Raw records.
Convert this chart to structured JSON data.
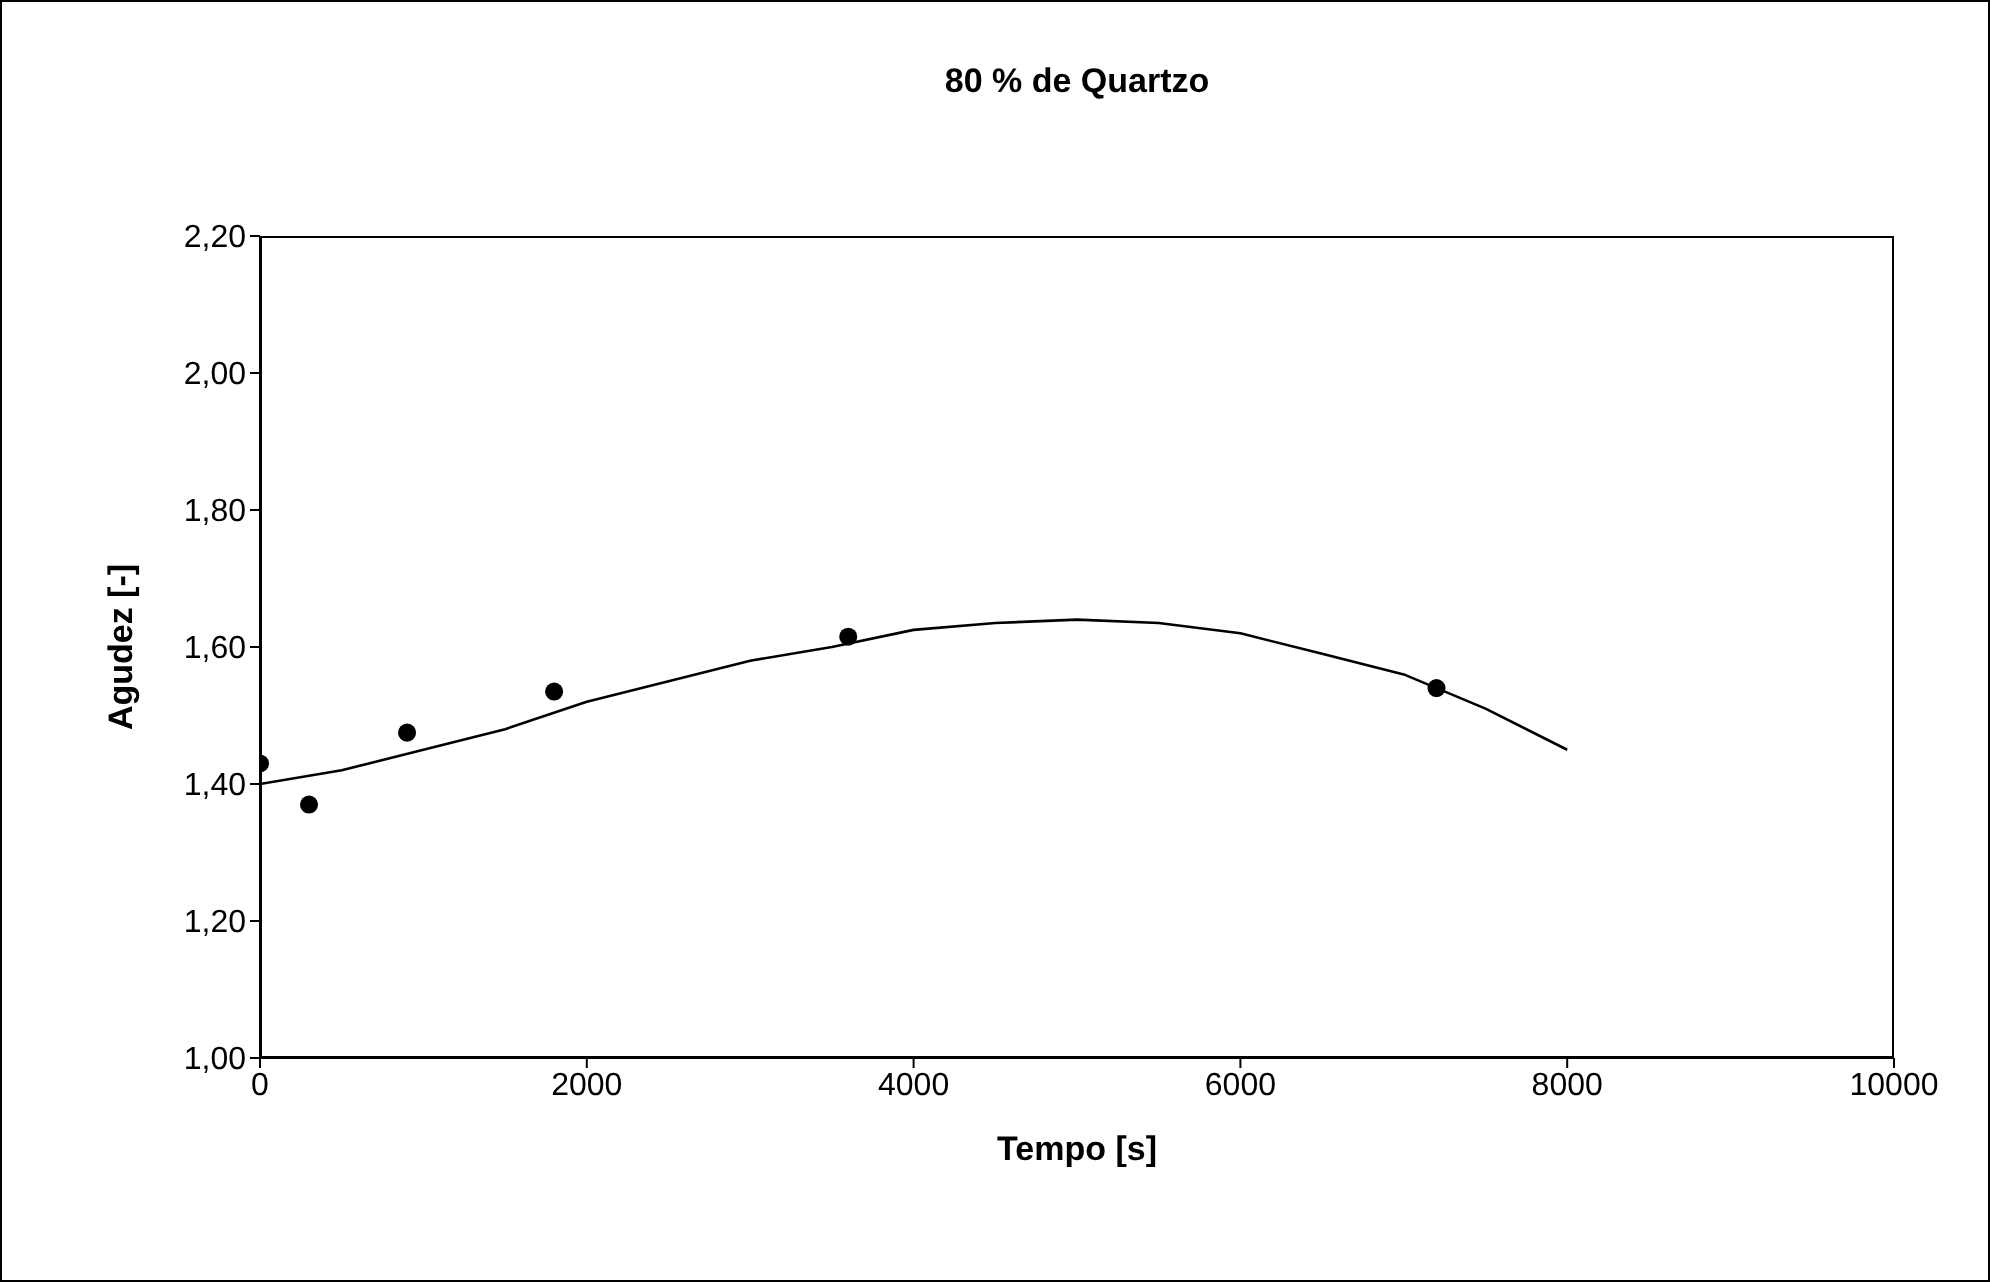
{
  "chart_data": {
    "type": "scatter",
    "title": "80 % de Quartzo",
    "xlabel": "Tempo [s]",
    "ylabel": "Agudez [-]",
    "x": [
      0,
      300,
      900,
      1800,
      3600,
      7200
    ],
    "series": [
      {
        "color": "#000000",
        "marker": "circle",
        "values": [
          1.43,
          1.37,
          1.475,
          1.535,
          1.615,
          1.54
        ]
      },
      {
        "type": "line",
        "color": "#000000",
        "marker": "none",
        "line_style": "solid",
        "x": [
          0,
          500,
          1000,
          1500,
          2000,
          2500,
          3000,
          3500,
          4000,
          4500,
          5000,
          5500,
          6000,
          6500,
          7000,
          7500,
          8000
        ],
        "values": [
          1.4,
          1.42,
          1.45,
          1.48,
          1.52,
          1.55,
          1.58,
          1.6,
          1.625,
          1.635,
          1.64,
          1.635,
          1.62,
          1.59,
          1.56,
          1.51,
          1.45
        ]
      }
    ],
    "xlim": [
      0,
      10000
    ],
    "xticks": [
      0,
      2000,
      4000,
      6000,
      8000,
      10000
    ],
    "ylim": [
      1,
      2.2
    ],
    "yticks": [
      {
        "value": 1,
        "label": "1,00"
      },
      {
        "value": 1.2,
        "label": "1,20"
      },
      {
        "value": 1.4,
        "label": "1,40"
      },
      {
        "value": 1.6,
        "label": "1,60"
      },
      {
        "value": 1.8,
        "label": "1,80"
      },
      {
        "value": 2,
        "label": "2,00"
      },
      {
        "value": 2.2,
        "label": "2,20"
      }
    ],
    "grid": false
  }
}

What is required. Print each record exactly as it stands, leaving the images out.

Exercise solution.
Convert this chart to structured JSON data.
{
  "chart_data": {
    "type": "scatter",
    "title": "80 % de Quartzo",
    "xlabel": "Tempo [s]",
    "ylabel": "Agudez [-]",
    "x": [
      0,
      300,
      900,
      1800,
      3600,
      7200
    ],
    "series": [
      {
        "color": "#000000",
        "marker": "circle",
        "values": [
          1.43,
          1.37,
          1.475,
          1.535,
          1.615,
          1.54
        ]
      },
      {
        "type": "line",
        "color": "#000000",
        "marker": "none",
        "line_style": "solid",
        "x": [
          0,
          500,
          1000,
          1500,
          2000,
          2500,
          3000,
          3500,
          4000,
          4500,
          5000,
          5500,
          6000,
          6500,
          7000,
          7500,
          8000
        ],
        "values": [
          1.4,
          1.42,
          1.45,
          1.48,
          1.52,
          1.55,
          1.58,
          1.6,
          1.625,
          1.635,
          1.64,
          1.635,
          1.62,
          1.59,
          1.56,
          1.51,
          1.45
        ]
      }
    ],
    "xlim": [
      0,
      10000
    ],
    "xticks": [
      0,
      2000,
      4000,
      6000,
      8000,
      10000
    ],
    "ylim": [
      1,
      2.2
    ],
    "yticks": [
      {
        "value": 1,
        "label": "1,00"
      },
      {
        "value": 1.2,
        "label": "1,20"
      },
      {
        "value": 1.4,
        "label": "1,40"
      },
      {
        "value": 1.6,
        "label": "1,60"
      },
      {
        "value": 1.8,
        "label": "1,80"
      },
      {
        "value": 2,
        "label": "2,00"
      },
      {
        "value": 2.2,
        "label": "2,20"
      }
    ],
    "grid": false
  }
}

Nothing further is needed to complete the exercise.